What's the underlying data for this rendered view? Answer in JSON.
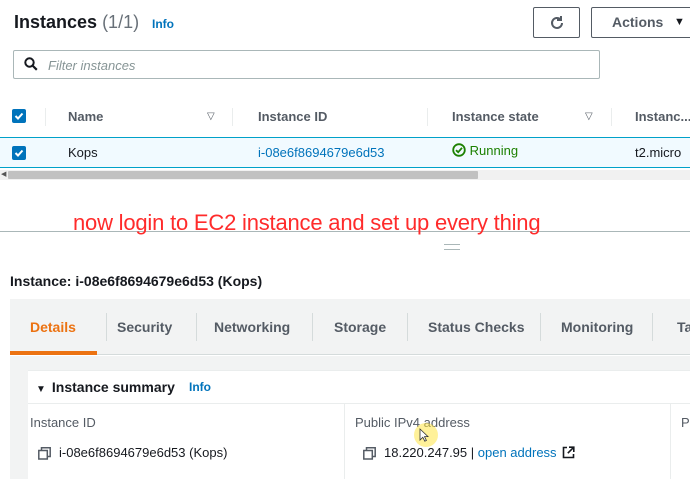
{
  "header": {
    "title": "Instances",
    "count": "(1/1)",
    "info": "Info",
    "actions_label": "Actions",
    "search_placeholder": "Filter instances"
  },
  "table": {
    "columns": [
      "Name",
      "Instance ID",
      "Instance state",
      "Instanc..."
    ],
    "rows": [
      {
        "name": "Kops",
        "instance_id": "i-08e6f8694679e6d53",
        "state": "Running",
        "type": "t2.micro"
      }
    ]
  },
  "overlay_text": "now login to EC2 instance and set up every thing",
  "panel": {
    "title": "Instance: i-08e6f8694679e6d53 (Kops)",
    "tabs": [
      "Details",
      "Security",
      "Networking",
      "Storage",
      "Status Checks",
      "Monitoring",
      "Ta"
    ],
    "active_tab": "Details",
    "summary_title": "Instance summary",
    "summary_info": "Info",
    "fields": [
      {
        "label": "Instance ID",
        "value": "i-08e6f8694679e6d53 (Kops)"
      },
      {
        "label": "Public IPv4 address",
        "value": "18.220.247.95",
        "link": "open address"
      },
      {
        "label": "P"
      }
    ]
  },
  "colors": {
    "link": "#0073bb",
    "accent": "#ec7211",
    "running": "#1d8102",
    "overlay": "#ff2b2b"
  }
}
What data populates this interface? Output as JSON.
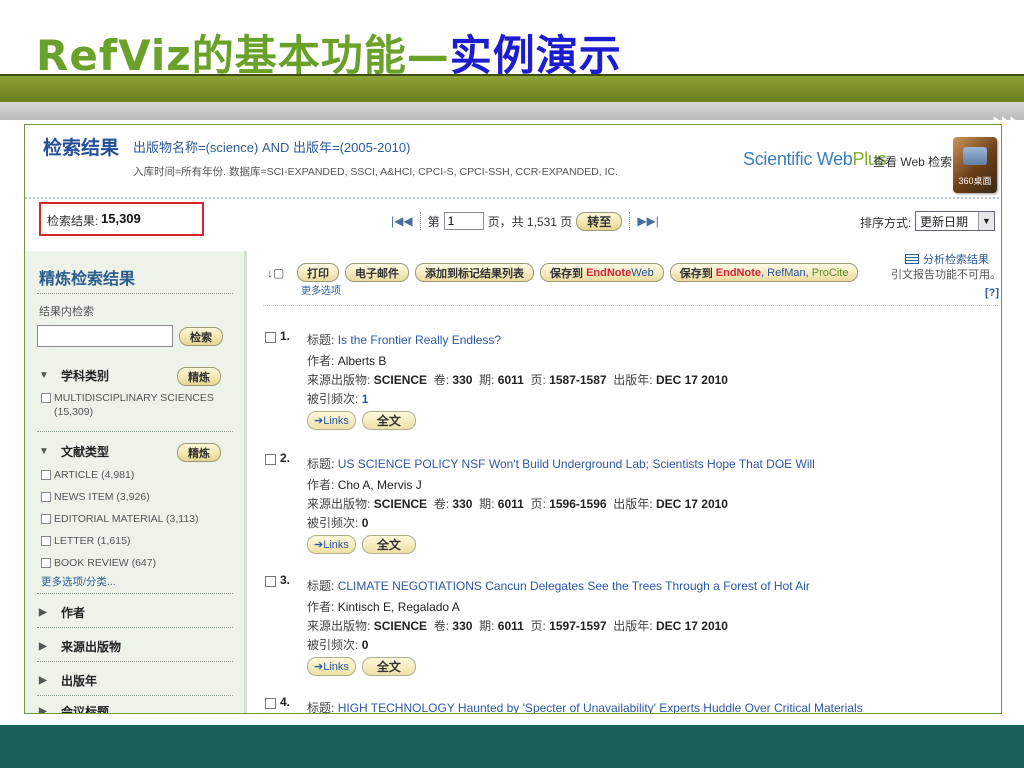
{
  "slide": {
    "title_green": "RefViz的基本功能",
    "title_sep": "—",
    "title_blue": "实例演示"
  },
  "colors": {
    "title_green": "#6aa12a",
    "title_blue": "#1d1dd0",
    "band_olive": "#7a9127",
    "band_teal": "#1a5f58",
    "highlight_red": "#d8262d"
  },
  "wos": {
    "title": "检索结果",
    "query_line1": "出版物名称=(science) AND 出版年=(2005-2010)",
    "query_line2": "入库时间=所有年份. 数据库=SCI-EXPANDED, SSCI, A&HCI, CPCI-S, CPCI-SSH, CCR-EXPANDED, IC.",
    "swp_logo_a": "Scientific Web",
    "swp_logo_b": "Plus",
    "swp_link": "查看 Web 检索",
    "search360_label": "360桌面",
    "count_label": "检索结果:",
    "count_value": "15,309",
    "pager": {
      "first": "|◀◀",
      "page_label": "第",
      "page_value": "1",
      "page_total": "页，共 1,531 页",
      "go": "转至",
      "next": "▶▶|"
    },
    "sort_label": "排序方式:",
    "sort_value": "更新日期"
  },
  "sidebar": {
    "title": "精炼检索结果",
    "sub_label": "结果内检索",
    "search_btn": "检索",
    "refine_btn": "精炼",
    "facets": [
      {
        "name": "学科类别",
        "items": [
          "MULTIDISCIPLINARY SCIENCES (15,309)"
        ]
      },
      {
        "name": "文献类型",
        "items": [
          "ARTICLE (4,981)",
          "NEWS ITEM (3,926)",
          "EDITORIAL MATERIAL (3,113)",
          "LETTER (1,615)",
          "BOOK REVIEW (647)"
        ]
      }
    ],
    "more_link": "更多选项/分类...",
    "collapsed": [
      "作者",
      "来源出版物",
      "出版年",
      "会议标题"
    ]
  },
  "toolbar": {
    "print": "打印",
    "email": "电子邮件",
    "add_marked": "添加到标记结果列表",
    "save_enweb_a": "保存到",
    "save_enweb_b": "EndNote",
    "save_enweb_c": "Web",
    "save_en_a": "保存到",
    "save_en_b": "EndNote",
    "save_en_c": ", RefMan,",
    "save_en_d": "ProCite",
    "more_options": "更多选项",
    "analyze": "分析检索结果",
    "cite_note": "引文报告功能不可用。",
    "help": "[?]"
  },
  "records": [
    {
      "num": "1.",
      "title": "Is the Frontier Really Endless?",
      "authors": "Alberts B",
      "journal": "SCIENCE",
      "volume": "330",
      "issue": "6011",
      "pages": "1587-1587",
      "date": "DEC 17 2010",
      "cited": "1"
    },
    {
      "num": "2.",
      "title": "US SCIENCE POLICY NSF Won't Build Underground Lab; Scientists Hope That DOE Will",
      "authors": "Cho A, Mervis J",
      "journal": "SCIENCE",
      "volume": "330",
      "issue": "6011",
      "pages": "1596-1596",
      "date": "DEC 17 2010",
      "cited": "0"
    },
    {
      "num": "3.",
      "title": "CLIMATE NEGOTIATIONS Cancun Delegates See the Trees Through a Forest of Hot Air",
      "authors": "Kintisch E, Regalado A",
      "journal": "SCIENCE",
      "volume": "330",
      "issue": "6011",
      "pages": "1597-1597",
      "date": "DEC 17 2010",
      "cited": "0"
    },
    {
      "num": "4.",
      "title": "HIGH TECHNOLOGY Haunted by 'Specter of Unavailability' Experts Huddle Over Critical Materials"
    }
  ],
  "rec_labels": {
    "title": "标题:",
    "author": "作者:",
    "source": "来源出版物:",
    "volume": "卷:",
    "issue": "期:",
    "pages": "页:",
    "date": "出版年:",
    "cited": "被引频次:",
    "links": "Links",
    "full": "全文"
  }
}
━━━━━━━━━━━━━━━━━━━━
| What the exercise asks |
Reproduce the material in full, word for word, and omit the pictures.

| Solution for this problem |
What's the underlying data for this rendered view? Answer in JSON.
{
  "header": {
    "title": "Instances",
    "count": "(1/1)",
    "info": "Info",
    "actions_label": "Actions",
    "search_placeholder": "Filter instances"
  },
  "table": {
    "columns": [
      "Name",
      "Instance ID",
      "Instance state",
      "Instanc..."
    ],
    "rows": [
      {
        "name": "Kops",
        "instance_id": "i-08e6f8694679e6d53",
        "state": "Running",
        "type": "t2.micro"
      }
    ]
  },
  "overlay_text": "now login to EC2 instance and set up every thing",
  "panel": {
    "title": "Instance: i-08e6f8694679e6d53 (Kops)",
    "tabs": [
      "Details",
      "Security",
      "Networking",
      "Storage",
      "Status Checks",
      "Monitoring",
      "Ta"
    ],
    "active_tab": "Details",
    "summary_title": "Instance summary",
    "summary_info": "Info",
    "fields": [
      {
        "label": "Instance ID",
        "value": "i-08e6f8694679e6d53 (Kops)"
      },
      {
        "label": "Public IPv4 address",
        "value": "18.220.247.95",
        "link": "open address"
      },
      {
        "label": "P"
      }
    ]
  },
  "colors": {
    "link": "#0073bb",
    "accent": "#ec7211",
    "running": "#1d8102",
    "overlay": "#ff2b2b"
  }
}
What data populates this interface? Output as JSON.
{
  "slide": {
    "title_green": "RefViz的基本功能",
    "title_sep": "—",
    "title_blue": "实例演示"
  },
  "colors": {
    "title_green": "#6aa12a",
    "title_blue": "#1d1dd0",
    "band_olive": "#7a9127",
    "band_teal": "#1a5f58",
    "highlight_red": "#d8262d"
  },
  "wos": {
    "title": "检索结果",
    "query_line1": "出版物名称=(science) AND 出版年=(2005-2010)",
    "query_line2": "入库时间=所有年份. 数据库=SCI-EXPANDED, SSCI, A&HCI, CPCI-S, CPCI-SSH, CCR-EXPANDED, IC.",
    "swp_logo_a": "Scientific Web",
    "swp_logo_b": "Plus",
    "swp_link": "查看 Web 检索",
    "search360_label": "360桌面",
    "count_label": "检索结果:",
    "count_value": "15,309",
    "pager": {
      "first": "|◀◀",
      "page_label": "第",
      "page_value": "1",
      "page_total": "页，共 1,531 页",
      "go": "转至",
      "next": "▶▶|"
    },
    "sort_label": "排序方式:",
    "sort_value": "更新日期"
  },
  "sidebar": {
    "title": "精炼检索结果",
    "sub_label": "结果内检索",
    "search_btn": "检索",
    "refine_btn": "精炼",
    "facets": [
      {
        "name": "学科类别",
        "items": [
          "MULTIDISCIPLINARY SCIENCES (15,309)"
        ]
      },
      {
        "name": "文献类型",
        "items": [
          "ARTICLE (4,981)",
          "NEWS ITEM (3,926)",
          "EDITORIAL MATERIAL (3,113)",
          "LETTER (1,615)",
          "BOOK REVIEW (647)"
        ]
      }
    ],
    "more_link": "更多选项/分类...",
    "collapsed": [
      "作者",
      "来源出版物",
      "出版年",
      "会议标题"
    ]
  },
  "toolbar": {
    "print": "打印",
    "email": "电子邮件",
    "add_marked": "添加到标记结果列表",
    "save_enweb_a": "保存到",
    "save_enweb_b": "EndNote",
    "save_enweb_c": "Web",
    "save_en_a": "保存到",
    "save_en_b": "EndNote",
    "save_en_c": ", RefMan,",
    "save_en_d": "ProCite",
    "more_options": "更多选项",
    "analyze": "分析检索结果",
    "cite_note": "引文报告功能不可用。",
    "help": "[?]"
  },
  "records": [
    {
      "num": "1.",
      "title": "Is the Frontier Really Endless?",
      "authors": "Alberts B",
      "journal": "SCIENCE",
      "volume": "330",
      "issue": "6011",
      "pages": "1587-1587",
      "date": "DEC 17 2010",
      "cited": "1"
    },
    {
      "num": "2.",
      "title": "US SCIENCE POLICY NSF Won't Build Underground Lab; Scientists Hope That DOE Will",
      "authors": "Cho A, Mervis J",
      "journal": "SCIENCE",
      "volume": "330",
      "issue": "6011",
      "pages": "1596-1596",
      "date": "DEC 17 2010",
      "cited": "0"
    },
    {
      "num": "3.",
      "title": "CLIMATE NEGOTIATIONS Cancun Delegates See the Trees Through a Forest of Hot Air",
      "authors": "Kintisch E, Regalado A",
      "journal": "SCIENCE",
      "volume": "330",
      "issue": "6011",
      "pages": "1597-1597",
      "date": "DEC 17 2010",
      "cited": "0"
    },
    {
      "num": "4.",
      "title": "HIGH TECHNOLOGY Haunted by 'Specter of Unavailability' Experts Huddle Over Critical Materials"
    }
  ],
  "rec_labels": {
    "title": "标题:",
    "author": "作者:",
    "source": "来源出版物:",
    "volume": "卷:",
    "issue": "期:",
    "pages": "页:",
    "date": "出版年:",
    "cited": "被引频次:",
    "links": "Links",
    "full": "全文"
  }
}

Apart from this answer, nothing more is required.